## SOURCE RECORDS
>>>>>
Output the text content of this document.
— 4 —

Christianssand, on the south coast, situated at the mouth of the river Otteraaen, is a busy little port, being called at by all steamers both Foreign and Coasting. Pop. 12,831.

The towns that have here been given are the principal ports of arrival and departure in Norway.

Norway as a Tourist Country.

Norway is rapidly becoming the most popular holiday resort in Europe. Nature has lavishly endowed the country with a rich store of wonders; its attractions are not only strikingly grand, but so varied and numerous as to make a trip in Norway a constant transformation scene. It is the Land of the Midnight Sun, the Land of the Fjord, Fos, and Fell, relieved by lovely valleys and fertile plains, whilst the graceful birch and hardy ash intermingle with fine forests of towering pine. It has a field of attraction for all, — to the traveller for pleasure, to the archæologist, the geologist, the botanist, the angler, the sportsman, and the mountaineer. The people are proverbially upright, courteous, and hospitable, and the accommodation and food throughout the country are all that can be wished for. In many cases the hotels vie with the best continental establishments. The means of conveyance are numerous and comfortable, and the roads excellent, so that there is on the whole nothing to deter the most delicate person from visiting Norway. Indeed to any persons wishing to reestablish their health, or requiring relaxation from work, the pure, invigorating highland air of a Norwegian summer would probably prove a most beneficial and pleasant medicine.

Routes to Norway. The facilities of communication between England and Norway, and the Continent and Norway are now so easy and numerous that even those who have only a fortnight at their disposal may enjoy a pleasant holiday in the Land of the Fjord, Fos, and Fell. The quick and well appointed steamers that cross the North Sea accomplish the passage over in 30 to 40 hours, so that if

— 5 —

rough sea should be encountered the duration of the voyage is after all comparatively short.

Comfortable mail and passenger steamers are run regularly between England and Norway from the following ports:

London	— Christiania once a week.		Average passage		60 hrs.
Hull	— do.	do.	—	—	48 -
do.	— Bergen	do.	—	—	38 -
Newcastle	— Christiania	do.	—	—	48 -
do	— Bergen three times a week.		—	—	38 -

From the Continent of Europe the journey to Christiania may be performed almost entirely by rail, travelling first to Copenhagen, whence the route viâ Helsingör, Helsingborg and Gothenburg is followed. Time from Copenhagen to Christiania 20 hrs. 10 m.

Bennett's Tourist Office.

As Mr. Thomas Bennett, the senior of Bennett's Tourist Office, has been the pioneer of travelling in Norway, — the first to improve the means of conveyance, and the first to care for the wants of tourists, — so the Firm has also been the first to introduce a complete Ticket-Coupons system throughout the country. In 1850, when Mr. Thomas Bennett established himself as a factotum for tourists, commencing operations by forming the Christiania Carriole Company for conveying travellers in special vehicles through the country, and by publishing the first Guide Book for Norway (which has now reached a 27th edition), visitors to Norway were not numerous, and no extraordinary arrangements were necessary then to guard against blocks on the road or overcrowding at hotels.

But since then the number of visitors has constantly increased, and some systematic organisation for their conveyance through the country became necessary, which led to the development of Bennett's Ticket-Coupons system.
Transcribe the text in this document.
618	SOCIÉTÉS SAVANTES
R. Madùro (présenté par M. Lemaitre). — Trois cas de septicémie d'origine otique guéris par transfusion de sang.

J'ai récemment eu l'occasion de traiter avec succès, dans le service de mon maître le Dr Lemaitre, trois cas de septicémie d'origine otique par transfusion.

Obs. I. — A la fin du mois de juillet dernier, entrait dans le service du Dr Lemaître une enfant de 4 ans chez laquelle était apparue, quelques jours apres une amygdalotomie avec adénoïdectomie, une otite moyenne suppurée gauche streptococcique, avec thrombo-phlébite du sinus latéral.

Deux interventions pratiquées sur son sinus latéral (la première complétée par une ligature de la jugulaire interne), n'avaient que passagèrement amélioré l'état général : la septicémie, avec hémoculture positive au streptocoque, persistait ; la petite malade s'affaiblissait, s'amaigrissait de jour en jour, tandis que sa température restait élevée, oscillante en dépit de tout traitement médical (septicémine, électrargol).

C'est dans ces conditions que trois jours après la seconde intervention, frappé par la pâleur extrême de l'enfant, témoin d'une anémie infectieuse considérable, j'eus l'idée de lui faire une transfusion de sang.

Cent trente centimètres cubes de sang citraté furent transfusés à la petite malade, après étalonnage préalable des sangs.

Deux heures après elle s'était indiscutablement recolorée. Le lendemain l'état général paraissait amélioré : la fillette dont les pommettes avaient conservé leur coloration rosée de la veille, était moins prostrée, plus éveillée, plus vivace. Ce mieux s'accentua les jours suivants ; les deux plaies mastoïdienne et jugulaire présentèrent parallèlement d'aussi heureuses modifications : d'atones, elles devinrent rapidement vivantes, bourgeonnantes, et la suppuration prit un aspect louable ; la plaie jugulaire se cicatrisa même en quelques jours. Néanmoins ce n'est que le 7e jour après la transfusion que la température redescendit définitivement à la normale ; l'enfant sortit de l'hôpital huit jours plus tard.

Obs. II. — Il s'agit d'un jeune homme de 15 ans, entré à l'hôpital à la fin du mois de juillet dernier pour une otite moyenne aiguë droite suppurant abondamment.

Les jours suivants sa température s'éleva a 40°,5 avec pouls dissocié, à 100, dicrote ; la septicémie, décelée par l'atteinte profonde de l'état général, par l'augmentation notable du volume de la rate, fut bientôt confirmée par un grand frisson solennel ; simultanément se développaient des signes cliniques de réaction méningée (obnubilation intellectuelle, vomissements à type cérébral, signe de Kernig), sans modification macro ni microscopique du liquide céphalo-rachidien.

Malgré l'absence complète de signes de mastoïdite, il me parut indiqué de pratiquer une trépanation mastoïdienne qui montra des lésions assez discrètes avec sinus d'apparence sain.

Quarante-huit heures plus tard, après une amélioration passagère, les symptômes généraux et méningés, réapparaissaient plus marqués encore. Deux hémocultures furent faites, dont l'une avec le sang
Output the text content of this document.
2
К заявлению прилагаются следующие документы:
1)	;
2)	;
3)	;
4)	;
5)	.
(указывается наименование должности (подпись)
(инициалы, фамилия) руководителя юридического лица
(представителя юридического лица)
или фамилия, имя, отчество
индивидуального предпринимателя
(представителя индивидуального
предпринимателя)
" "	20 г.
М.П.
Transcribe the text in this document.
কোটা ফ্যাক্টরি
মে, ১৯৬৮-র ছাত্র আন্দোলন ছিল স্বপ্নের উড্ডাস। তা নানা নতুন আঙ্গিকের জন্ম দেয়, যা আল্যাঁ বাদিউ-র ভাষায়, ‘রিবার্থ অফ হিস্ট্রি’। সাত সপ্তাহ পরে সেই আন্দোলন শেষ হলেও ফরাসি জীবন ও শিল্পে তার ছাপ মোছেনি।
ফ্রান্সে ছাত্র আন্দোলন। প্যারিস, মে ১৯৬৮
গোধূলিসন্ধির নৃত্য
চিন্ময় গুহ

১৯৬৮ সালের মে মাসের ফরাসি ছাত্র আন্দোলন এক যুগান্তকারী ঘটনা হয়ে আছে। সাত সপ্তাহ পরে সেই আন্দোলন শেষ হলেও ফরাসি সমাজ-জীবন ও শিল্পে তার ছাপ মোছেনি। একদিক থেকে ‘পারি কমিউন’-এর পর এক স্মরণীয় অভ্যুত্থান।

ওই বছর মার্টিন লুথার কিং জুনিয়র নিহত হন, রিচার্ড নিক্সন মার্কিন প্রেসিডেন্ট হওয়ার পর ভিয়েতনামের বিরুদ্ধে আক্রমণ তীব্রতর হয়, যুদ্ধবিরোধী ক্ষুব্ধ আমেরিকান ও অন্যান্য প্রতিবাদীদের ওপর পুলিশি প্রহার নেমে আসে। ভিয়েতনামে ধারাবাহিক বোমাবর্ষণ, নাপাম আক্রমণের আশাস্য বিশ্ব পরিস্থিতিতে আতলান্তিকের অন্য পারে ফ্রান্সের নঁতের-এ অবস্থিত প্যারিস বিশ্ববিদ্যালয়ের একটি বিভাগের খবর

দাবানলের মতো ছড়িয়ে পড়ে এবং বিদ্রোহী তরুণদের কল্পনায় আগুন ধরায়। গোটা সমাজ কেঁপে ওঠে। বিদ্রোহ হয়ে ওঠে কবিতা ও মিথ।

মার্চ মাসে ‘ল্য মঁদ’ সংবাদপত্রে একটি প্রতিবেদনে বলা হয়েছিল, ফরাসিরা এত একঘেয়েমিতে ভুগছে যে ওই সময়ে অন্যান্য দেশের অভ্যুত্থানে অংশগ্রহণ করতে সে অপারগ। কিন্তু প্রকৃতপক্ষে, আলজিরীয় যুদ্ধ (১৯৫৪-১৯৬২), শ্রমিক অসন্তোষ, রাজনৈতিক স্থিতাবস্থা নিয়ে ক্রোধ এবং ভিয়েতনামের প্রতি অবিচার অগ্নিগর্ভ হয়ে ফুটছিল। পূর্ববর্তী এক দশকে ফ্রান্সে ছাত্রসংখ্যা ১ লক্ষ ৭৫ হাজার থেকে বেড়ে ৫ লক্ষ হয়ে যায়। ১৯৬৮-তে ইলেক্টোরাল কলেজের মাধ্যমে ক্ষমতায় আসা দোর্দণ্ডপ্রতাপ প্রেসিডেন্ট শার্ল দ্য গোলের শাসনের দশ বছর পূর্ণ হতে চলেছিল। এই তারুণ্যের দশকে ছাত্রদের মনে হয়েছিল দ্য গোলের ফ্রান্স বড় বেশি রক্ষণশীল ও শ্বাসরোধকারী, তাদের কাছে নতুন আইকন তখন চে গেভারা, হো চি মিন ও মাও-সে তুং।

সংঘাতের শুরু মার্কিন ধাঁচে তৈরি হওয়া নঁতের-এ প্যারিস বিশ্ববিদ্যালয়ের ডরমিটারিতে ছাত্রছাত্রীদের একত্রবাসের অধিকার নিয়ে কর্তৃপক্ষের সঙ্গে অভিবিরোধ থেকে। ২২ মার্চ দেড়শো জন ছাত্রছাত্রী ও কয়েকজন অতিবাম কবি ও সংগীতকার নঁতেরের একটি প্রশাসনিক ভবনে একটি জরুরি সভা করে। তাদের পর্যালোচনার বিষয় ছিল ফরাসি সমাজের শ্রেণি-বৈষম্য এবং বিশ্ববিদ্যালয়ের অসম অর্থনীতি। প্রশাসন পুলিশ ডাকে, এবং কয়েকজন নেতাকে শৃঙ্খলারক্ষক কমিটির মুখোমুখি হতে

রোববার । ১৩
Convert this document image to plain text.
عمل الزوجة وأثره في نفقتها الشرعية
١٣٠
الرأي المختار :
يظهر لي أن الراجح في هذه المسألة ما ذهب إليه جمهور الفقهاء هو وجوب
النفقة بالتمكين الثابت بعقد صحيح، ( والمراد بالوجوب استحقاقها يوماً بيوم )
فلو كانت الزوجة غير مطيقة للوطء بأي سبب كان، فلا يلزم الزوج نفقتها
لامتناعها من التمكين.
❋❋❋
<<<<<
Read the lines above. Gather those in which the string "представителя" is found.

## WRITTEN RESPONSE
(представителя юридического лица)
(представителя индивидуального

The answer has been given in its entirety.